→ **STATED TASK**: Copy out the passage below on how kpt differs from kustomize, word for word and in full.

→ **PASSAGE SHOWN**:

───

While both kpt and kustomize support customization of KRM resources via a transformation-based approach, there are some differences.

From the FAQ:

kustomize

  • Builds the final configuration out of place, primarily using the overlay pattern.
  • Treats base layers as immutable, but enables nearly arbitrary overrides.

kpt

  • Optimizes for WYSIWYG configuration and in-place customization.
  • Allows edits to the configuration in-place without creating complex patches.
  • Supports rebase with resource merge strategy allowing for edited config to be updated.
  • Enables workflows that combine programmatic changes with manual edits.
  • Aims to support mutating and validating admission control on derived packages.

The approach shifted away from kustomize as a whole when we introduced functions, originally primarily for validation. The desire for parent / upstream packages to impose admission control on derived / downstream packages is different from the kustomize "override anything" model (kind of like "inner" vs "super" in object-oriented programming languages). Support for in-place nested subpackages and the desire for GitOps friendliness created differences in file structure compared to kustomize bases. The focus on WYSIWYG, in-place configuration creates some differences also (e.g., KRM functions need to be idempotent, and additional bookkeeping data needs to be maintained). I also don't want all transformations to need to be run synchronously on a "DRY" form. I want to be able to run some generators and transformations imperatively to generate declarative output, and also want to be able to apply automation (e.g., security remediation mutations) asynchronously, analogous to Operators.

In terms of a ~minor usability issue, kustomize requires specifying all of the input files individually (not my original intent, fwiw), so we'd want to generate that list. We'd effectively want an idempotent version of "kustomize edit add resource *.yaml" (that didn't match kustomization.yaml).

We'd also want to improve the kustomize build output formatting (e.g., file naming) to have parity with kpt.

───

→ **DATA SUPPLIED**:
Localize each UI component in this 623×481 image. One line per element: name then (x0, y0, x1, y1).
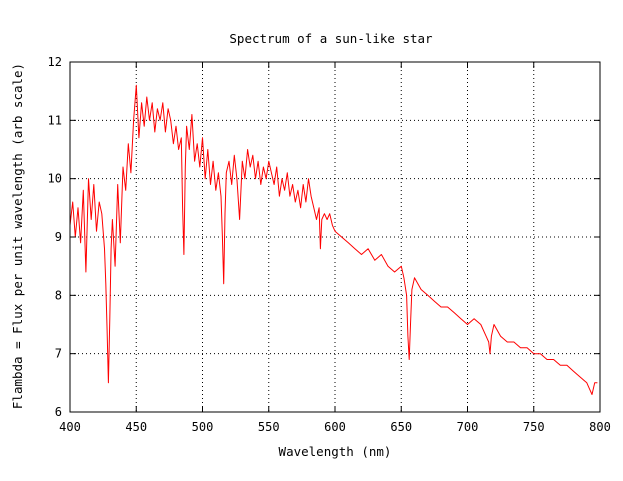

───

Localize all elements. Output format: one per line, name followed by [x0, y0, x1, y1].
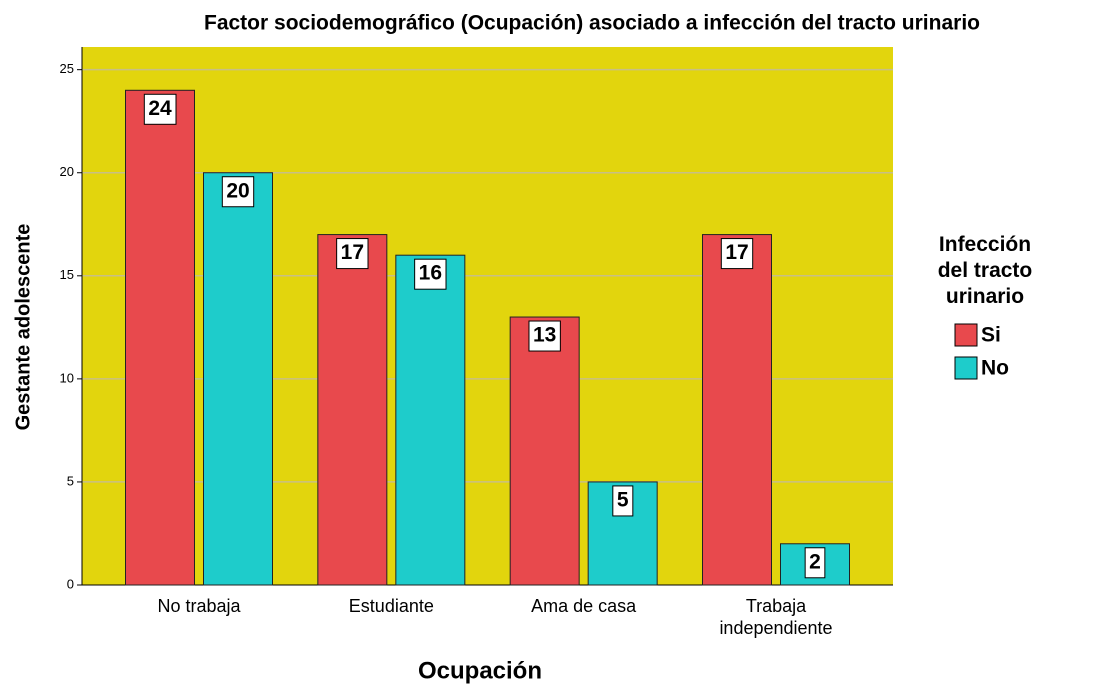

───

→ **WRITTEN REPLY**:
While both kpt and kustomize support customization of KRM resources via a transformation-based approach, there are some differences.

From the FAQ:

kustomize

  • Builds the final configuration out of place, primarily using the overlay pattern.
  • Treats base layers as immutable, but enables nearly arbitrary overrides.

kpt

  • Optimizes for WYSIWYG configuration and in-place customization.
  • Allows edits to the configuration in-place without creating complex patches.
  • Supports rebase with resource merge strategy allowing for edited config to be updated.
  • Enables workflows that combine programmatic changes with manual edits.
  • Aims to support mutating and validating admission control on derived packages.

The approach shifted away from kustomize as a whole when we introduced functions, originally primarily for validation. The desire for parent / upstream packages to impose admission control on derived / downstream packages is different from the kustomize "override anything" model (kind of like "inner" vs "super" in object-oriented programming languages). Support for in-place nested subpackages and the desire for GitOps friendliness created differences in file structure compared to kustomize bases. The focus on WYSIWYG, in-place configuration creates some differences also (e.g., KRM functions need to be idempotent, and additional bookkeeping data needs to be maintained). I also don't want all transformations to need to be run synchronously on a "DRY" form. I want to be able to run some generators and transformations imperatively to generate declarative output, and also want to be able to apply automation (e.g., security remediation mutations) asynchronously, analogous to Operators.

In terms of a ~minor usability issue, kustomize requires specifying all of the input files individually (not my original intent, fwiw), so we'd want to generate that list. We'd effectively want an idempotent version of "kustomize edit add resource *.yaml" (that didn't match kustomization.yaml).

We'd also want to improve the kustomize build output formatting (e.g., file naming) to have parity with kpt.